Problem to solve: Copy out every record precisely.

Some records:
###

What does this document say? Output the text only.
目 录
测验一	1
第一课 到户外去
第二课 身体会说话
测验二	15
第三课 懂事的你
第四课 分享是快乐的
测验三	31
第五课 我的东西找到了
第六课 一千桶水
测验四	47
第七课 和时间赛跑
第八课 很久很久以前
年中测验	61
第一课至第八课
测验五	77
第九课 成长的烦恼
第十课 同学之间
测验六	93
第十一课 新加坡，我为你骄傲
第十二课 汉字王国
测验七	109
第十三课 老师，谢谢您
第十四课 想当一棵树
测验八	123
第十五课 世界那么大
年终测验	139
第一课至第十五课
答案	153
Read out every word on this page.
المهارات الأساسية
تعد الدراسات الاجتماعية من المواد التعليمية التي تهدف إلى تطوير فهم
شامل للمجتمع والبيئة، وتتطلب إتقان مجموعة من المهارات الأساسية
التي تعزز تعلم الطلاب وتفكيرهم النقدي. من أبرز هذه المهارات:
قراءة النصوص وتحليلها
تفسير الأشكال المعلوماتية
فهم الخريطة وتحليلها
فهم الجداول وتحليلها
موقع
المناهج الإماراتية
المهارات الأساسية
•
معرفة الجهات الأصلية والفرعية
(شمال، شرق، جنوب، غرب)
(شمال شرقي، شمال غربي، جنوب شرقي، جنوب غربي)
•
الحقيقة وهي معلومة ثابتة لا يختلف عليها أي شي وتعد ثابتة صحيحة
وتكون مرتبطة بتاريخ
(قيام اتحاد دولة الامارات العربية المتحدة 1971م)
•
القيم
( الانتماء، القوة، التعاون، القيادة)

###

Task response:
What does this document say? Output the text only.
目 录
测验一	1
第一课 到户外去
第二课 身体会说话
测验二	15
第三课 懂事的你
第四课 分享是快乐的
测验三	31
第五课 我的东西找到了
第六课 一千桶水
测验四	47
第七课 和时间赛跑
第八课 很久很久以前
年中测验	61
第一课至第八课
测验五	77
第九课 成长的烦恼
第十课 同学之间
测验六	93
第十一课 新加坡，我为你骄傲
第十二课 汉字王国
测验七	109
第十三课 老师，谢谢您
第十四课 想当一棵树
测验八	123
第十五课 世界那么大
年终测验	139
第一课至第十五课
答案	153
Read out every word on this page.
المهارات الأساسية
تعد الدراسات الاجتماعية من المواد التعليمية التي تهدف إلى تطوير فهم
شامل للمجتمع والبيئة، وتتطلب إتقان مجموعة من المهارات الأساسية
التي تعزز تعلم الطلاب وتفكيرهم النقدي. من أبرز هذه المهارات:
قراءة النصوص وتحليلها
تفسير الأشكال المعلوماتية
فهم الخريطة وتحليلها
فهم الجداول وتحليلها
موقع
المناهج الإماراتية
المهارات الأساسية
•
معرفة الجهات الأصلية والفرعية
(شمال، شرق، جنوب، غرب)
(شمال شرقي، شمال غربي، جنوب شرقي، جنوب غربي)
•
الحقيقة وهي معلومة ثابتة لا يختلف عليها أي شي وتعد ثابتة صحيحة
وتكون مرتبطة بتاريخ
(قيام اتحاد دولة الامارات العربية المتحدة 1971م)
•
القيم
( الانتماء، القوة، التعاون، القيادة)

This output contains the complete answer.